— start DATA LISTING —

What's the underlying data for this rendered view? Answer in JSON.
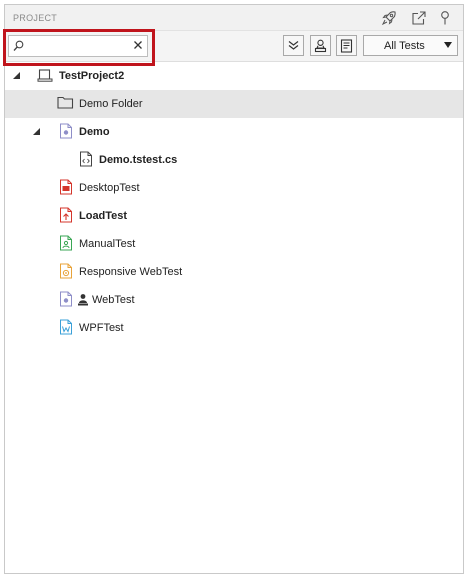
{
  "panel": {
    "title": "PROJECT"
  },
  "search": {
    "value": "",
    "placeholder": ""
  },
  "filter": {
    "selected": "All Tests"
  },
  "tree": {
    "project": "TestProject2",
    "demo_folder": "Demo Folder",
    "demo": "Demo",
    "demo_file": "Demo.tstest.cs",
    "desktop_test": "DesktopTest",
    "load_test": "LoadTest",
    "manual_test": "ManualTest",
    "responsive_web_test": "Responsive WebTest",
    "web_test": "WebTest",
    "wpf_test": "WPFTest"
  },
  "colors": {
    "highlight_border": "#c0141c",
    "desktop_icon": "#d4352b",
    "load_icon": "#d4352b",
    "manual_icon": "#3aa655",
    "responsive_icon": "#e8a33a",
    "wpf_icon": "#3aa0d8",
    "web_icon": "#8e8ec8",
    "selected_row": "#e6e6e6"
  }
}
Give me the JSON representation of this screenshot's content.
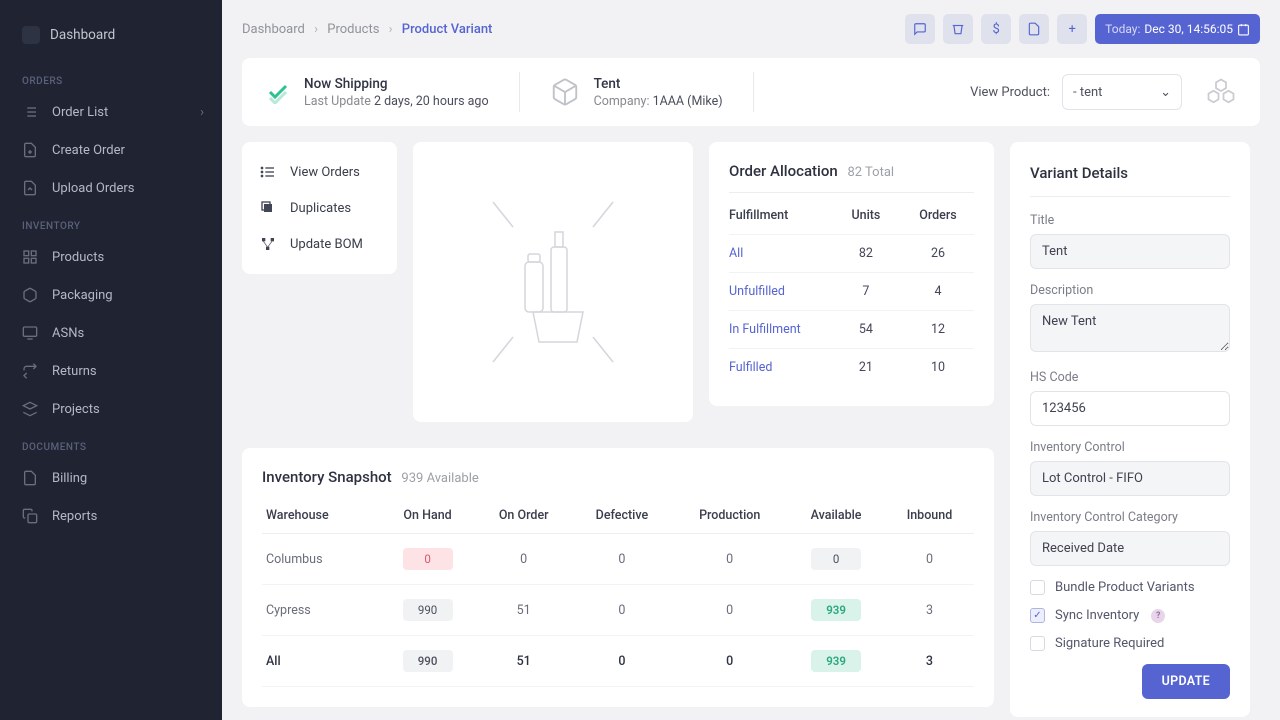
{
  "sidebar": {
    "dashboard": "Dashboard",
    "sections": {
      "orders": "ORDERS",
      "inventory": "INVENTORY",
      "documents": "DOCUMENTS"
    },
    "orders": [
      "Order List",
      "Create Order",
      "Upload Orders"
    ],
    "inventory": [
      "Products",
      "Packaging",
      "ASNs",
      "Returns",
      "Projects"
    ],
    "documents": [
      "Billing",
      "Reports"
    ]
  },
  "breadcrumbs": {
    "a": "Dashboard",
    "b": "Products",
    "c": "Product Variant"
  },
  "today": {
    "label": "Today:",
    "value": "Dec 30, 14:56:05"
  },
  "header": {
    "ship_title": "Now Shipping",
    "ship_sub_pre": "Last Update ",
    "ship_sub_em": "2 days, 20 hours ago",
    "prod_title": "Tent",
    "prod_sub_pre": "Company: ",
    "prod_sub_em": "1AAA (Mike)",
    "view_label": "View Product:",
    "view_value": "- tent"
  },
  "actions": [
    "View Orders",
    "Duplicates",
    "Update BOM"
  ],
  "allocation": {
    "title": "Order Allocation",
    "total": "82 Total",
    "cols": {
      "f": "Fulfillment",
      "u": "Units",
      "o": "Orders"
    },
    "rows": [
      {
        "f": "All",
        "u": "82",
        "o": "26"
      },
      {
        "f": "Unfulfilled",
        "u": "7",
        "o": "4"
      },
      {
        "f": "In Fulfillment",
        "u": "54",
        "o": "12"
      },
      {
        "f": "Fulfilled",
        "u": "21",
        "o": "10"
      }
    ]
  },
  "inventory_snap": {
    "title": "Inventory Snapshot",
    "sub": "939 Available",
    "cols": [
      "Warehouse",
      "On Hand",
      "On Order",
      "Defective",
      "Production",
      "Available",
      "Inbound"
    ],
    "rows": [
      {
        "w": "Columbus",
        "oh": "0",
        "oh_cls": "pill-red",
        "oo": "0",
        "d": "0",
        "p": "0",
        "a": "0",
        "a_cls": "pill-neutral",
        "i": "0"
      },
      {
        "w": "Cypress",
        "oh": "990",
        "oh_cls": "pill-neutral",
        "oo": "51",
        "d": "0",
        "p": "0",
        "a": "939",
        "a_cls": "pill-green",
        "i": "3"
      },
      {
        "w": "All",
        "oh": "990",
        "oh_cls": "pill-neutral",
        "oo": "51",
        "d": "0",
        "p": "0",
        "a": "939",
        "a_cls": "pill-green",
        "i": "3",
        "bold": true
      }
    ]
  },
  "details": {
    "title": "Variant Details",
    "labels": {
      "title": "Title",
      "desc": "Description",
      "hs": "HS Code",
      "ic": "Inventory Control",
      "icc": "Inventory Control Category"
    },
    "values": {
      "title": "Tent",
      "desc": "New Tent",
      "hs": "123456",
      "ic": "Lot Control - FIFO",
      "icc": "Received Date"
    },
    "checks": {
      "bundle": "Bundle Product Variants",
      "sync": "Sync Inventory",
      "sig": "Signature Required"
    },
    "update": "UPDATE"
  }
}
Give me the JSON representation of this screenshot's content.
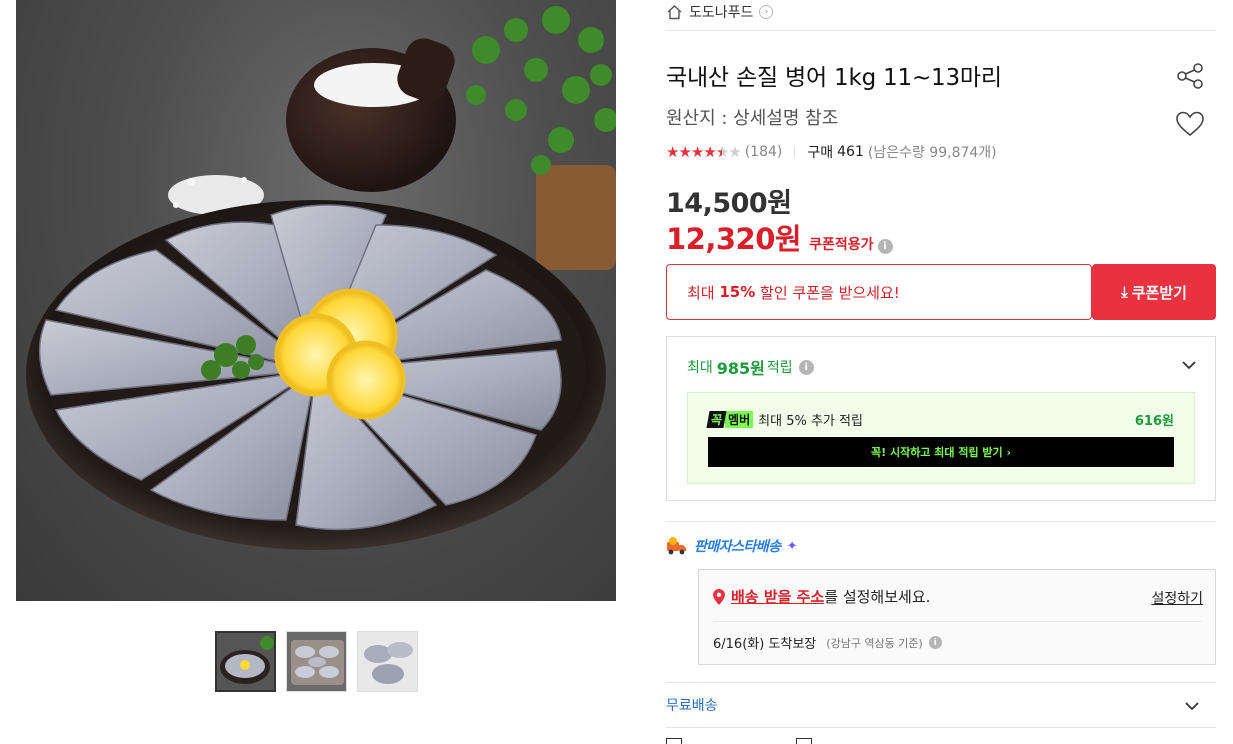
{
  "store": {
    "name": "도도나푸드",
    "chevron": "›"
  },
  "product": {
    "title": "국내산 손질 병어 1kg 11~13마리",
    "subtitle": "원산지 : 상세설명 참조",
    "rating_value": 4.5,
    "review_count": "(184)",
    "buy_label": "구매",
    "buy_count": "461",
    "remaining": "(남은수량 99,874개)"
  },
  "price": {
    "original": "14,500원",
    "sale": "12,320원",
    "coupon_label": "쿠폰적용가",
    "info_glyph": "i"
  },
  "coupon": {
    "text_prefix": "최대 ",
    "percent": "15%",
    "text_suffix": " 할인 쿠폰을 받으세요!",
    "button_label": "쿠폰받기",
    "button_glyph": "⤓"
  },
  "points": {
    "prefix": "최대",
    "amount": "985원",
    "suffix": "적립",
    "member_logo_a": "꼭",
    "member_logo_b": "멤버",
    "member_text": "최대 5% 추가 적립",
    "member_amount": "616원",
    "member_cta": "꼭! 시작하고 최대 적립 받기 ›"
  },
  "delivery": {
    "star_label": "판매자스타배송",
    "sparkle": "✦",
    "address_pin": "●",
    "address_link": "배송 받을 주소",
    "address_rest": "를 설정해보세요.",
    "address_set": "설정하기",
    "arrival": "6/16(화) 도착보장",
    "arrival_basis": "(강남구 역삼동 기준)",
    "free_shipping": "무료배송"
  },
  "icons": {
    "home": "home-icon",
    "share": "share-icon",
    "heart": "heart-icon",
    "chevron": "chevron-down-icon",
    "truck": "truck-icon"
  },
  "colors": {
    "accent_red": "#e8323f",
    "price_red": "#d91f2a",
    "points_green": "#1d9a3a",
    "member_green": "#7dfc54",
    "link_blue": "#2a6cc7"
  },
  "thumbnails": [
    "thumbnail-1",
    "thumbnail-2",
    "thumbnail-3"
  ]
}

— end DATA LISTING —

DIRECTIVE: Only lines with the word "WebTest" are wanted, so copy each one from the records.

IN RESPONSE:
    "responsive_web_test": "Responsive WebTest",
    "web_test": "WebTest",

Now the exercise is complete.